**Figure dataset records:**
>> begin
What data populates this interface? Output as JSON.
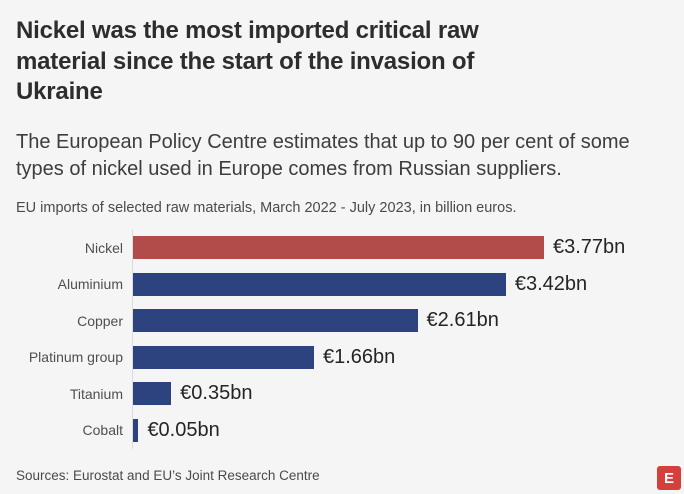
{
  "header": {
    "title": "Nickel was the most imported critical raw material since the start of the invasion of Ukraine",
    "subtitle": "The European Policy Centre estimates that up to 90 per cent of some types of nickel used in Europe comes from Russian suppliers.",
    "note": "EU imports of selected raw materials, March 2022 - July 2023, in billion euros."
  },
  "chart_data": {
    "type": "bar",
    "orientation": "horizontal",
    "categories": [
      "Nickel",
      "Aluminium",
      "Copper",
      "Platinum group",
      "Titanium",
      "Cobalt"
    ],
    "values": [
      3.77,
      3.42,
      2.61,
      1.66,
      0.35,
      0.05
    ],
    "value_labels": [
      "€3.77bn",
      "€3.42bn",
      "€2.61bn",
      "€1.66bn",
      "€0.35bn",
      "€0.05bn"
    ],
    "unit": "billion euros",
    "xlim": [
      0,
      3.77
    ],
    "grid": false,
    "legend": false,
    "highlight_index": 0,
    "highlight_color": "#b24c4a",
    "bar_color": "#2d4380",
    "axis_color": "#dcdcdc"
  },
  "footer": {
    "sources": "Sources: Eurostat and EU’s Joint Research Centre",
    "logo_letter": "E",
    "logo_color": "#d4403b"
  }
}
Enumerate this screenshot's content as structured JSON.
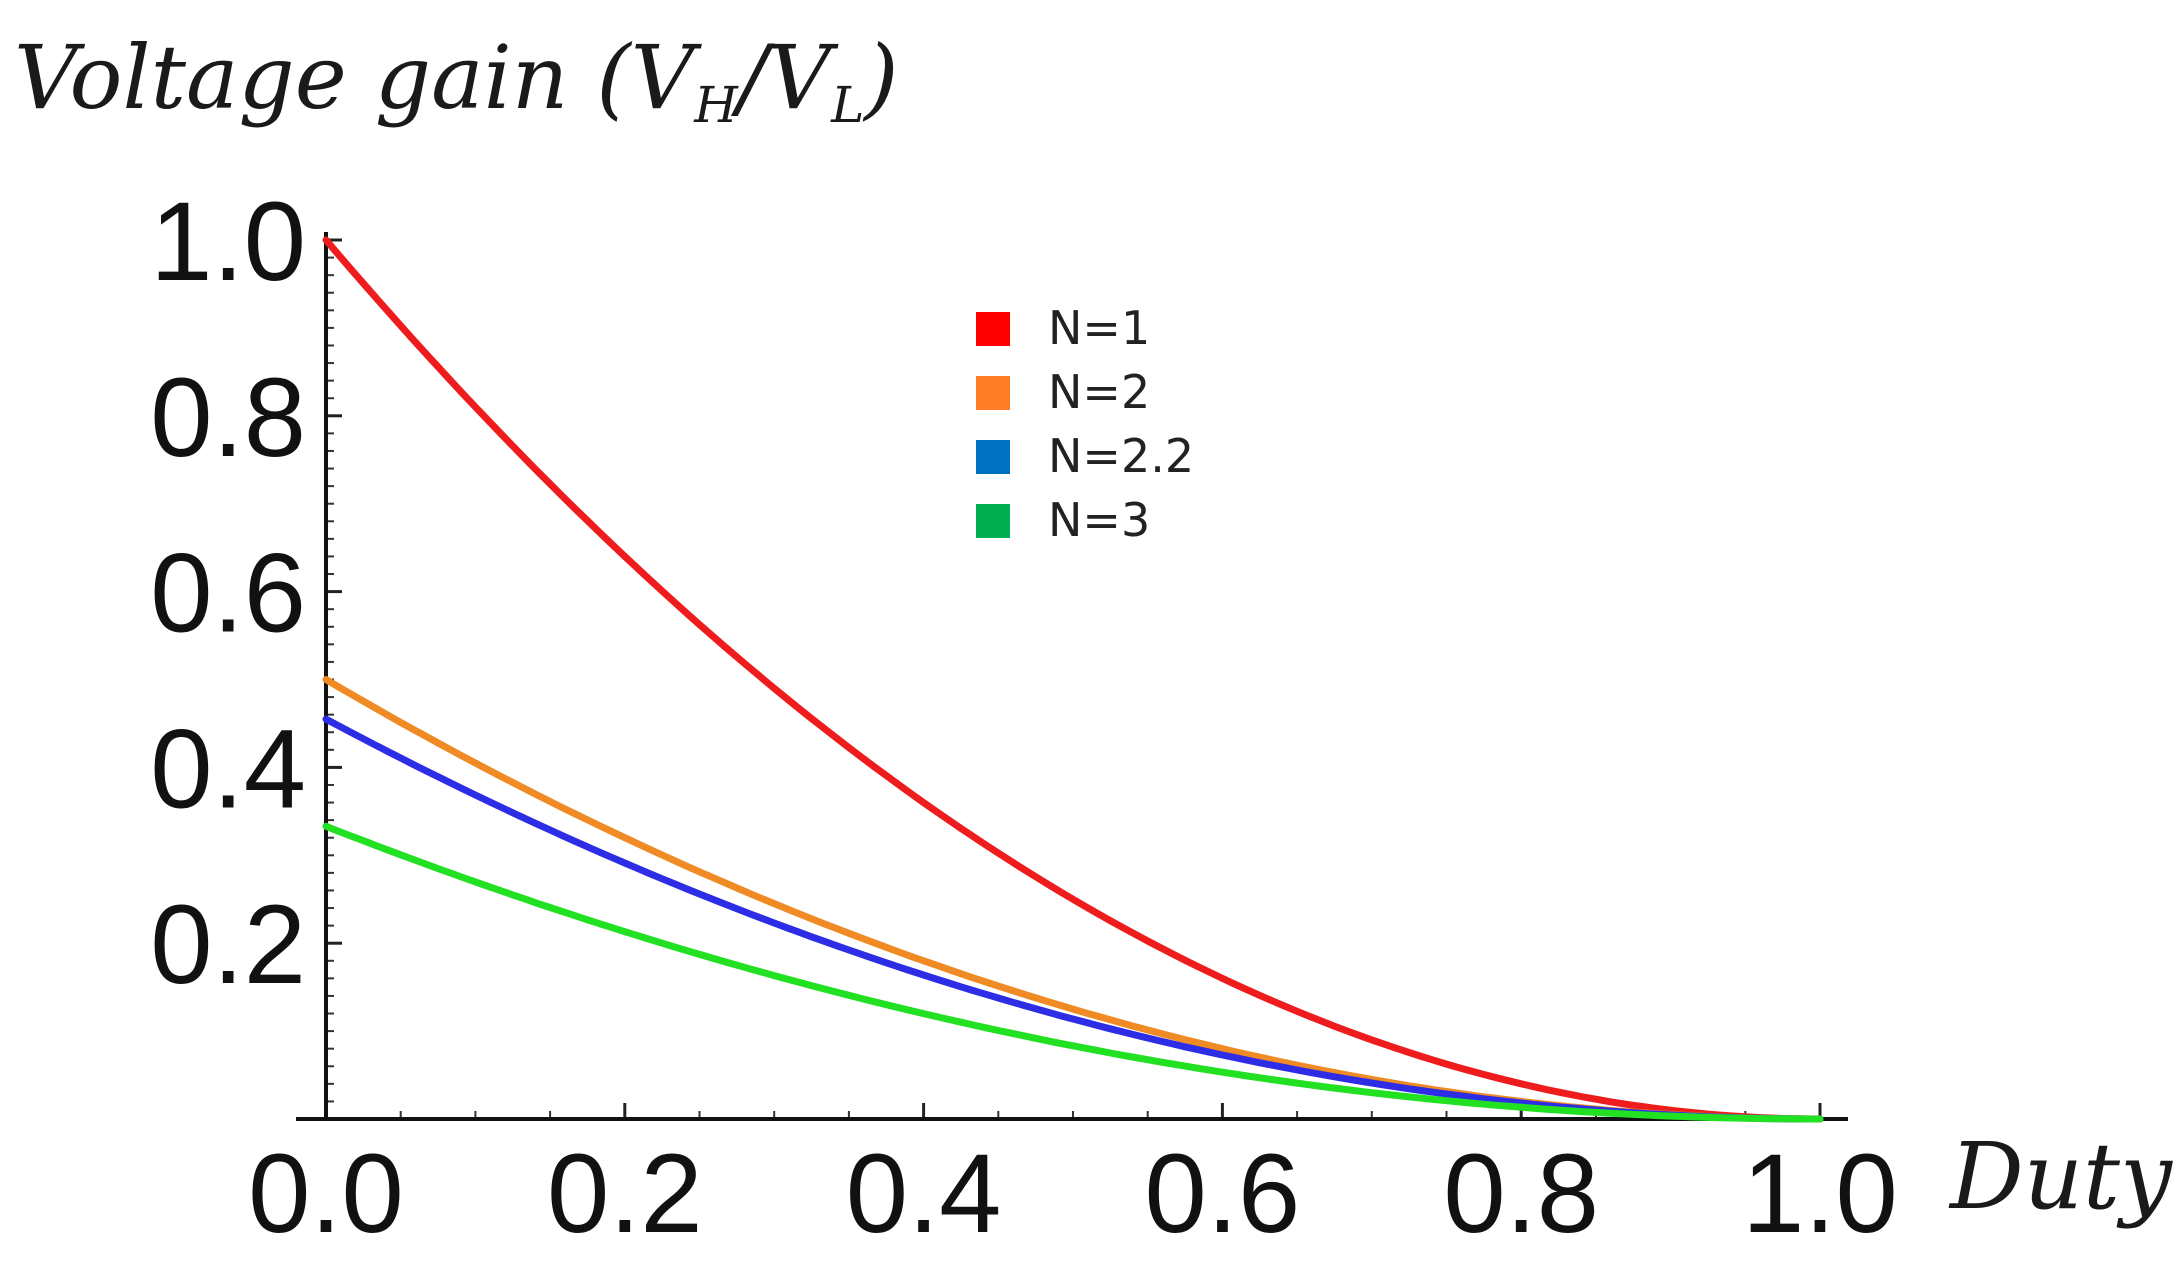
>> end
Keep the pictures out of the copy and write out the data exactly as it stands.

**Solved exercise:**
What data populates this interface? Output as JSON.
{
  "header": {
    "title": "Nickel was the most imported critical raw material since the start of the invasion of Ukraine",
    "subtitle": "The European Policy Centre estimates that up to 90 per cent of some types of nickel used in Europe comes from Russian suppliers.",
    "note": "EU imports of selected raw materials, March 2022 - July 2023, in billion euros."
  },
  "chart_data": {
    "type": "bar",
    "orientation": "horizontal",
    "categories": [
      "Nickel",
      "Aluminium",
      "Copper",
      "Platinum group",
      "Titanium",
      "Cobalt"
    ],
    "values": [
      3.77,
      3.42,
      2.61,
      1.66,
      0.35,
      0.05
    ],
    "value_labels": [
      "€3.77bn",
      "€3.42bn",
      "€2.61bn",
      "€1.66bn",
      "€0.35bn",
      "€0.05bn"
    ],
    "unit": "billion euros",
    "xlim": [
      0,
      3.77
    ],
    "grid": false,
    "legend": false,
    "highlight_index": 0,
    "highlight_color": "#b24c4a",
    "bar_color": "#2d4380",
    "axis_color": "#dcdcdc"
  },
  "footer": {
    "sources": "Sources: Eurostat and EU’s Joint Research Centre",
    "logo_letter": "E",
    "logo_color": "#d4403b"
  }
}
Enumerate this screenshot's content as structured JSON.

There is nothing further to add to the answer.